## Start
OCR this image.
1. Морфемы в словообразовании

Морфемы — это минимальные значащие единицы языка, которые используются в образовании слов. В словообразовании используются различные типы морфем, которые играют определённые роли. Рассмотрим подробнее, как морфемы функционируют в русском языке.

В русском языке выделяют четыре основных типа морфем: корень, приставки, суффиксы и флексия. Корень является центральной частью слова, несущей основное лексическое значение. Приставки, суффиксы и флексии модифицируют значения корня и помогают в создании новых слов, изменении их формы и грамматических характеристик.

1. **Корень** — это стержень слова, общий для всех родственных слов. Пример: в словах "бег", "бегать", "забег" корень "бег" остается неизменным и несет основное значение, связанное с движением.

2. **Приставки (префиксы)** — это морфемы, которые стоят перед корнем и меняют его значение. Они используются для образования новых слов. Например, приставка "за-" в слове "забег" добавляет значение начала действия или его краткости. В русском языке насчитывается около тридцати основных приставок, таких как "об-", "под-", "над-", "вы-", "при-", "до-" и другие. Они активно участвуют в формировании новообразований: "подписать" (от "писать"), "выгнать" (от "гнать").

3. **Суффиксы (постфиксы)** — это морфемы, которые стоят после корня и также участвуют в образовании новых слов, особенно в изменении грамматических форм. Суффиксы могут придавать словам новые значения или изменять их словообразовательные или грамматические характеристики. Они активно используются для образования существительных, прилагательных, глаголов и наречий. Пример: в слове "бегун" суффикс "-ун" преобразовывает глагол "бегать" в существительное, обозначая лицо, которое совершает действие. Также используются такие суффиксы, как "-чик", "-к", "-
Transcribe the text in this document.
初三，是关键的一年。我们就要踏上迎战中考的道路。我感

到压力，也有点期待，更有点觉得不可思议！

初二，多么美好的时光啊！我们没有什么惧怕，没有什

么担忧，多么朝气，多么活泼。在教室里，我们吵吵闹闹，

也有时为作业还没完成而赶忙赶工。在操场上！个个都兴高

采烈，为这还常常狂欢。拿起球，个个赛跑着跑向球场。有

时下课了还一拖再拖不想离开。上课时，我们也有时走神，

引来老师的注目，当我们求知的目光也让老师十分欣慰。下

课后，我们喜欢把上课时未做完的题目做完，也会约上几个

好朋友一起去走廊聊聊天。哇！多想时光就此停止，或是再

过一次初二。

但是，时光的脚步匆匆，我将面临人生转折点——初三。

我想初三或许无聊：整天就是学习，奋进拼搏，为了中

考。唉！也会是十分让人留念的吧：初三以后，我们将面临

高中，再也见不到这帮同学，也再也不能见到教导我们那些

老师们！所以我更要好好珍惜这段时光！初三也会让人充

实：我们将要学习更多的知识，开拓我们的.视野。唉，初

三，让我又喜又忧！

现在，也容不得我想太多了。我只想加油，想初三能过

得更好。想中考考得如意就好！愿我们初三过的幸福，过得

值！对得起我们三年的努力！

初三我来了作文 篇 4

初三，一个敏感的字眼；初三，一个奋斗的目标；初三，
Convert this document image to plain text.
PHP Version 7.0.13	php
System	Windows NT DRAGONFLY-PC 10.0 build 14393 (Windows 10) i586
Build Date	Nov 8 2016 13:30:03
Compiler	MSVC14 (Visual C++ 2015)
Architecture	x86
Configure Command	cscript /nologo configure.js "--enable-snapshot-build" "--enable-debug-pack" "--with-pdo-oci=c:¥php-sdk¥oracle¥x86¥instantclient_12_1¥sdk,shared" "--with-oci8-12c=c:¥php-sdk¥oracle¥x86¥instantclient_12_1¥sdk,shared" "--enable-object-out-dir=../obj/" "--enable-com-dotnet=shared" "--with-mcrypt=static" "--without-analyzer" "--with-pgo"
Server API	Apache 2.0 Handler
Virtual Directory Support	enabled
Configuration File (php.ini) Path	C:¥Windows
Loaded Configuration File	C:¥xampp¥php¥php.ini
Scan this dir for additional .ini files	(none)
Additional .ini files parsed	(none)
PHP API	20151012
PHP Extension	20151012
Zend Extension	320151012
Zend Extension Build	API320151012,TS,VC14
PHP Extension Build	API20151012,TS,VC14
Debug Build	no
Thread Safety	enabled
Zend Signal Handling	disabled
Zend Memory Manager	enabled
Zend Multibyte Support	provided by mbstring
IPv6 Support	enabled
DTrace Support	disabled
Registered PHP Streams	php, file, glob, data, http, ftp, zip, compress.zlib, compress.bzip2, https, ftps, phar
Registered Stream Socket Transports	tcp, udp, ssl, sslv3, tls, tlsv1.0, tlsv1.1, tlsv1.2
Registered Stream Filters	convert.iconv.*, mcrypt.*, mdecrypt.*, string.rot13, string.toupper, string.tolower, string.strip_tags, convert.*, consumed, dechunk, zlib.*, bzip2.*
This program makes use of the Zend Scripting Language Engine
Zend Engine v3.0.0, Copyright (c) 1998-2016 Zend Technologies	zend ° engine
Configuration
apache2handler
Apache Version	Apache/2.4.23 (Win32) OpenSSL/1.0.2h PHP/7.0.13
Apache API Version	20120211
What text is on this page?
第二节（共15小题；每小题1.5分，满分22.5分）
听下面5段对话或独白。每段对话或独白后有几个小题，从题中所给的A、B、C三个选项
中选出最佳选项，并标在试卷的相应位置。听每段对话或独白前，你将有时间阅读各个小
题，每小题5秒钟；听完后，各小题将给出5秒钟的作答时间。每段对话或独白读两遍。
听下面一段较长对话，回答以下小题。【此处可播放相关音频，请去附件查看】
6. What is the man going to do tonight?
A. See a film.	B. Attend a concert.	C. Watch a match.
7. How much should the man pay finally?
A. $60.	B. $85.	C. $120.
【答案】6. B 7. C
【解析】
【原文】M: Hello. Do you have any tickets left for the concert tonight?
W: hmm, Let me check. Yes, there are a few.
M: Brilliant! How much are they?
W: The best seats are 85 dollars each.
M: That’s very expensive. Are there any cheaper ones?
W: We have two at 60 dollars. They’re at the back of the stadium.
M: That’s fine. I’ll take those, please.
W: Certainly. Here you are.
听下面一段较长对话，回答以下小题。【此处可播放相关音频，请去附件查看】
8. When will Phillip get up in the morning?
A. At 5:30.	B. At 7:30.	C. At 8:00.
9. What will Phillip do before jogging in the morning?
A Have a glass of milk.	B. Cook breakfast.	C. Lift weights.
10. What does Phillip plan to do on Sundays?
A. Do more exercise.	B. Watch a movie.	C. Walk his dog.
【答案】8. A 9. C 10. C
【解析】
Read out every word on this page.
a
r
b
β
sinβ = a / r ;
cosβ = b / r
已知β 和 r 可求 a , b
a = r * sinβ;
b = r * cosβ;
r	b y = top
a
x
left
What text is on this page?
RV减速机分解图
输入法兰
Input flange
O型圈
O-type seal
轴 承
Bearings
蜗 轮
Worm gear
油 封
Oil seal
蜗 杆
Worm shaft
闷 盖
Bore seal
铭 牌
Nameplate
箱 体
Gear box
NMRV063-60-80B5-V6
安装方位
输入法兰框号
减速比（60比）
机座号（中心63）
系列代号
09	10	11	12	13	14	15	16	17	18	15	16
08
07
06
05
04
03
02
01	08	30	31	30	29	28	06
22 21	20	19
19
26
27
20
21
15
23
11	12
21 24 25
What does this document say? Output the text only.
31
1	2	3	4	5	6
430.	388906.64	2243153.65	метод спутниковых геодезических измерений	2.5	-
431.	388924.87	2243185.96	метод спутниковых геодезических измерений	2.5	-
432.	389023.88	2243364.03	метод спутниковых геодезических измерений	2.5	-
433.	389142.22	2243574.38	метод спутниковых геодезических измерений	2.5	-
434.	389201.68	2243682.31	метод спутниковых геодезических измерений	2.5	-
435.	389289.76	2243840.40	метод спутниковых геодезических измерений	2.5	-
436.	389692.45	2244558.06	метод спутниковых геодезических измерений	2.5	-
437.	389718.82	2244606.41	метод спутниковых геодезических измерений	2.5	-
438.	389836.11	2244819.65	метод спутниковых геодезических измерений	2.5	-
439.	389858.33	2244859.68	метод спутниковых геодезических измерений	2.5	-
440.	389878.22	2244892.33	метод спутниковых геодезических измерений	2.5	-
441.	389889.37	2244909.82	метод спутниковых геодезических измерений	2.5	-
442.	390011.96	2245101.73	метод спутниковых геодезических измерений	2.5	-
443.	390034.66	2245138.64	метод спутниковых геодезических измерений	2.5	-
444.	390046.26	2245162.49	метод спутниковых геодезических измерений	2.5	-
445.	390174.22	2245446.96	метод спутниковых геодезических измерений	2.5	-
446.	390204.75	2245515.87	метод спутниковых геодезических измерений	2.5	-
## End
▸ Work to do: Tally the lines of the data that contain the string "will" and report the total alone.

▸ Reply: 2